[Dataset records]
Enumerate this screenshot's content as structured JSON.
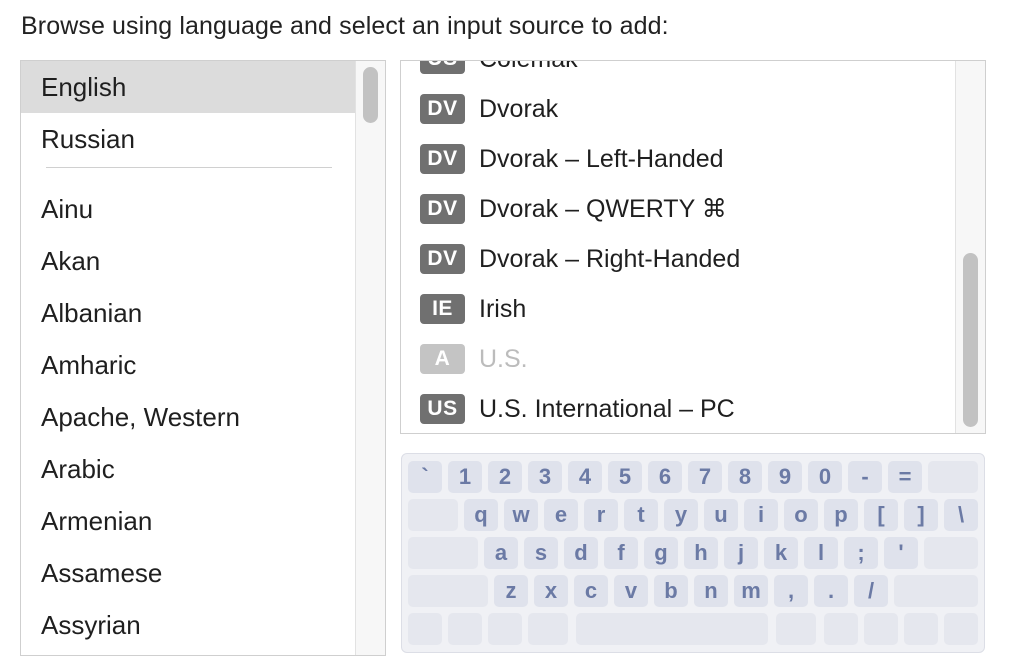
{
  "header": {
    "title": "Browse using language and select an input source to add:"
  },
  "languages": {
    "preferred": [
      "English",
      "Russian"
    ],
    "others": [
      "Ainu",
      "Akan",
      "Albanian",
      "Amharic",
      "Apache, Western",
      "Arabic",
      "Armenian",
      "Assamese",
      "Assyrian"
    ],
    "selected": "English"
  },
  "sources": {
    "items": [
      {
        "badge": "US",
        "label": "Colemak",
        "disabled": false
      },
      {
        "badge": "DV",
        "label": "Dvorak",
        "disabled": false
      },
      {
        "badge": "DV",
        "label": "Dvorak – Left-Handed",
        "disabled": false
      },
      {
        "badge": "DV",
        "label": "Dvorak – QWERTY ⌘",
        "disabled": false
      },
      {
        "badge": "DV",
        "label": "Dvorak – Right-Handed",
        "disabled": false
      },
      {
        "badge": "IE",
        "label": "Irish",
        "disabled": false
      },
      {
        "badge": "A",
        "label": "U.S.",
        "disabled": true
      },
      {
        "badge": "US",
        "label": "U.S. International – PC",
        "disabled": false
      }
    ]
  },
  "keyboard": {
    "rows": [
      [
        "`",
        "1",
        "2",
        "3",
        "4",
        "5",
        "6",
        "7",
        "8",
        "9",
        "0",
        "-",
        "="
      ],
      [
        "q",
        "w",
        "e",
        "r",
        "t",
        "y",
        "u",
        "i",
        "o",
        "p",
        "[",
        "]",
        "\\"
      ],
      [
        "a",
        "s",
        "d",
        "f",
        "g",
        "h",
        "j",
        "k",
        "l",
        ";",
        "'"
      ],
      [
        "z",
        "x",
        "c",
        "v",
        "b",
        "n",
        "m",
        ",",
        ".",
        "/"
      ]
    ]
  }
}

--

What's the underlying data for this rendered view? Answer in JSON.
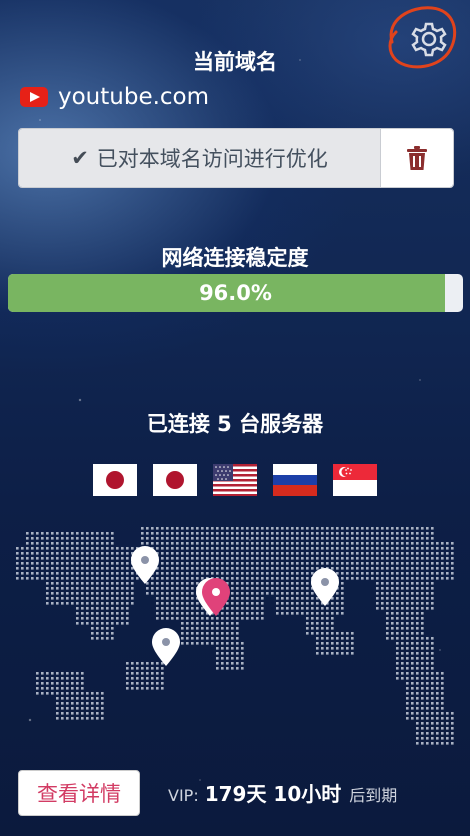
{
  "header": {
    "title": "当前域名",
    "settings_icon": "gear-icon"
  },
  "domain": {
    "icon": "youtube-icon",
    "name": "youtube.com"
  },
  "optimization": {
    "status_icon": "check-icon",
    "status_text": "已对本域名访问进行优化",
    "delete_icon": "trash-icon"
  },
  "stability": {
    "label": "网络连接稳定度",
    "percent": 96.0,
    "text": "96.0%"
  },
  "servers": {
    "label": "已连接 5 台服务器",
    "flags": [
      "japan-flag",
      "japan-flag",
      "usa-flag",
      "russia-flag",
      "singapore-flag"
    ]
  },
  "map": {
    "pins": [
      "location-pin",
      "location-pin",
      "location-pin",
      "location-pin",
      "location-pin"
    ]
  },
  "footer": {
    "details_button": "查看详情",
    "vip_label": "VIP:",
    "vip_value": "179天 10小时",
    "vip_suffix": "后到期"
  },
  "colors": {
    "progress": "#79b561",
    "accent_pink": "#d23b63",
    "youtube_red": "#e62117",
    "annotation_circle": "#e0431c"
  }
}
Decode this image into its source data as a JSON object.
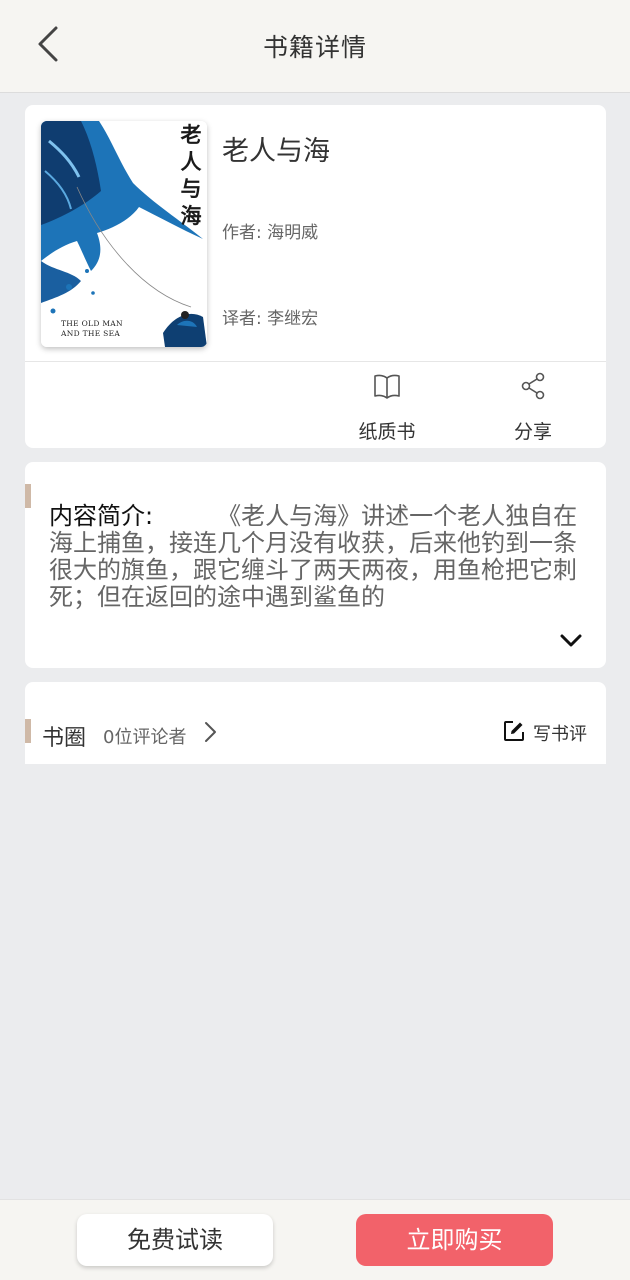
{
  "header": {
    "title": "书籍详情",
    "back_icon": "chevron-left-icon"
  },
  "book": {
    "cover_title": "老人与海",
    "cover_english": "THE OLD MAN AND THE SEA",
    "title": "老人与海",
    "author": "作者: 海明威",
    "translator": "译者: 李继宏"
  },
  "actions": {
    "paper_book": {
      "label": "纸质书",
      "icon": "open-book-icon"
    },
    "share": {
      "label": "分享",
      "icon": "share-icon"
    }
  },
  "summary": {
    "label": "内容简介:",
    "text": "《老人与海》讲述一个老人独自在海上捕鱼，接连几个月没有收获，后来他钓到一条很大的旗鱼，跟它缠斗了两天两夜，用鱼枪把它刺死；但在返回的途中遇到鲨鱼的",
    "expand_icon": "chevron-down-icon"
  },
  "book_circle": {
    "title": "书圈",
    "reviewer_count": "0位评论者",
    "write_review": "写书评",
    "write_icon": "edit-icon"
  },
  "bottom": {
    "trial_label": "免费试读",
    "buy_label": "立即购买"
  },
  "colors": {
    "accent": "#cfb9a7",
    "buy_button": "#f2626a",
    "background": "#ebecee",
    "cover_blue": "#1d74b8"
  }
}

==

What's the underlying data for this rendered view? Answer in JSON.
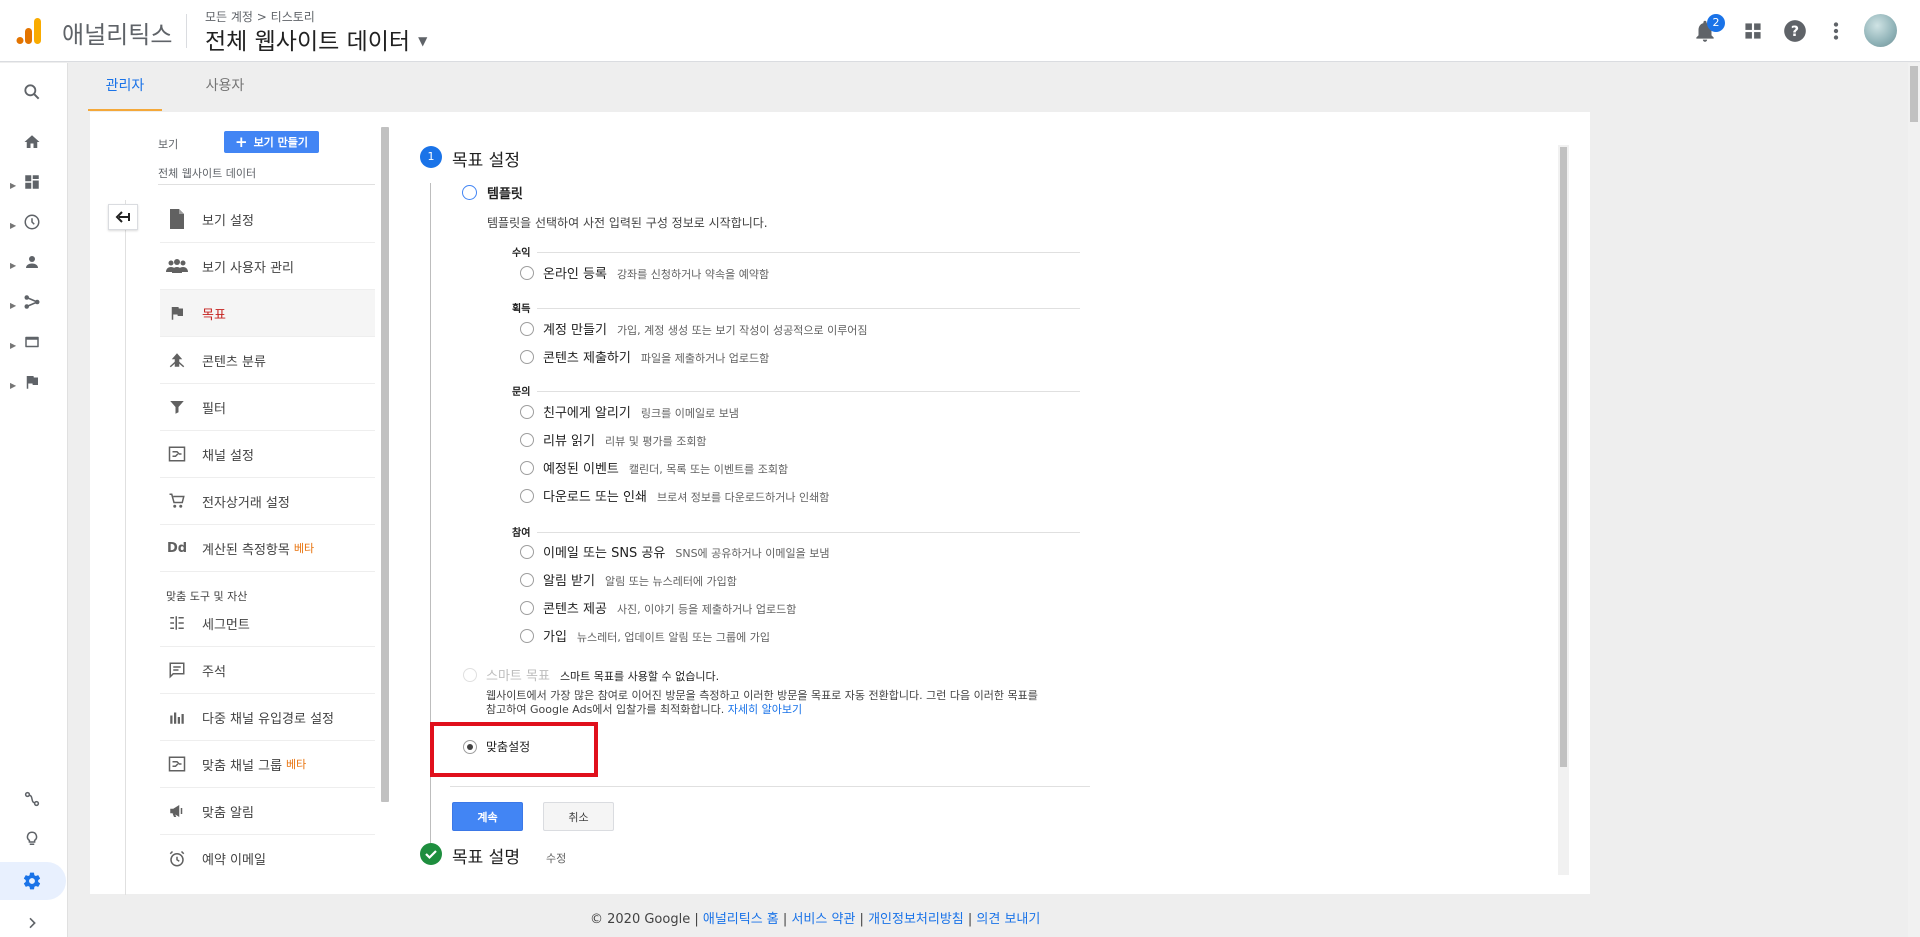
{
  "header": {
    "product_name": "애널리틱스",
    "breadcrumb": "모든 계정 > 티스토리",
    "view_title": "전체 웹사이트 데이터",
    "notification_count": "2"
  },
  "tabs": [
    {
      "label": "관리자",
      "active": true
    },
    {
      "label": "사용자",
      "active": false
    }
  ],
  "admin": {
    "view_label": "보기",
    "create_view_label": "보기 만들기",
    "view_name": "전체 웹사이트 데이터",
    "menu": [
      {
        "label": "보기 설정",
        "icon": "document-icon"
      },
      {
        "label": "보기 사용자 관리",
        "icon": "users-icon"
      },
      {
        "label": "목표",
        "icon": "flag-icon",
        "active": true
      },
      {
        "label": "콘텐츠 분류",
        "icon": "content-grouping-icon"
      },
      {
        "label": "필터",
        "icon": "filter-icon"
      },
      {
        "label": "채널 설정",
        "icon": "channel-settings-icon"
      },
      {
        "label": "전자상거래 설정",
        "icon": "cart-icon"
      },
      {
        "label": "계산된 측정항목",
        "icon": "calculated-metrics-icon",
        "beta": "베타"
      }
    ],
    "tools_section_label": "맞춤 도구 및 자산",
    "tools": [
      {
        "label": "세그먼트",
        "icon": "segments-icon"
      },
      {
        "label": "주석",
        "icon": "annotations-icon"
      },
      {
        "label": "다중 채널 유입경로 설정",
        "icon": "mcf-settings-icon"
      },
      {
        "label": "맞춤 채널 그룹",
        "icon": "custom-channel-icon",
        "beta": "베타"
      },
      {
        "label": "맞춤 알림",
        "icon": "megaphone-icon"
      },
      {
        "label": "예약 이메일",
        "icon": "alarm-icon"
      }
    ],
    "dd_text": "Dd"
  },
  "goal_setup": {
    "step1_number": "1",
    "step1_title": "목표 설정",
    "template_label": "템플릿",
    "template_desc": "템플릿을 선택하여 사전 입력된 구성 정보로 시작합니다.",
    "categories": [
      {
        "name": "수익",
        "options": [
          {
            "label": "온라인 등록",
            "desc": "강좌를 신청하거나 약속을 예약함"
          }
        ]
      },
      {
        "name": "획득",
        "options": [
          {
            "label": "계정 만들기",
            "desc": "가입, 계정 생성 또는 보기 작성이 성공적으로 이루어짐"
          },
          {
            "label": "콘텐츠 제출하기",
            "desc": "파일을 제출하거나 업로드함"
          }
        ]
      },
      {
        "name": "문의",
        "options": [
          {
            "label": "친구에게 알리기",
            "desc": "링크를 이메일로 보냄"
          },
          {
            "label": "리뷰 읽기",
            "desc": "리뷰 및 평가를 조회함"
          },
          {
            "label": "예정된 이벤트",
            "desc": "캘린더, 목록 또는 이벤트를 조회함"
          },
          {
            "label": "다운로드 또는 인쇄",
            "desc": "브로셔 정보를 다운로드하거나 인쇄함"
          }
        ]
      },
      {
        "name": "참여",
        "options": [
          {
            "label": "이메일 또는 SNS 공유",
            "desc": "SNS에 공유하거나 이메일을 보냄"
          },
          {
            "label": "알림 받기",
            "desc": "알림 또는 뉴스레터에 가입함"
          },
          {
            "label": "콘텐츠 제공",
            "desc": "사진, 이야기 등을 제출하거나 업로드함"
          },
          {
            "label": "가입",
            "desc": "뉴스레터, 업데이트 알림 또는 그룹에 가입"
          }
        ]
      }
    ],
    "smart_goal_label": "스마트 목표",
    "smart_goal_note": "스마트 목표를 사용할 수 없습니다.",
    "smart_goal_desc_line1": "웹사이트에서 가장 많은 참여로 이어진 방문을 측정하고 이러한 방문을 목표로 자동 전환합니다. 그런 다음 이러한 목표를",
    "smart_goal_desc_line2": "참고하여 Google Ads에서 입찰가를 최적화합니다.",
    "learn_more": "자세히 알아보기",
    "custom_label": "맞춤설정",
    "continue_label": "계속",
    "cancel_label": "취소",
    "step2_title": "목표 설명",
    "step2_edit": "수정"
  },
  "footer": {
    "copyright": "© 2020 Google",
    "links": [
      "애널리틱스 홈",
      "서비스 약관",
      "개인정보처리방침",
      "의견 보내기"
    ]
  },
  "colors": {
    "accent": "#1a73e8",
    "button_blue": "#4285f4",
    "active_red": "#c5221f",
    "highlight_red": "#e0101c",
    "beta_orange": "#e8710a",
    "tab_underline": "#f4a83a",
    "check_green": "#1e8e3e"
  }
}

* _Aim of the exercise_: Copy every line in the records above that contains the word "Handed".

* _Result_:
        "label": "Dvorak – Left-Handed",
        "label": "Dvorak – Right-Handed",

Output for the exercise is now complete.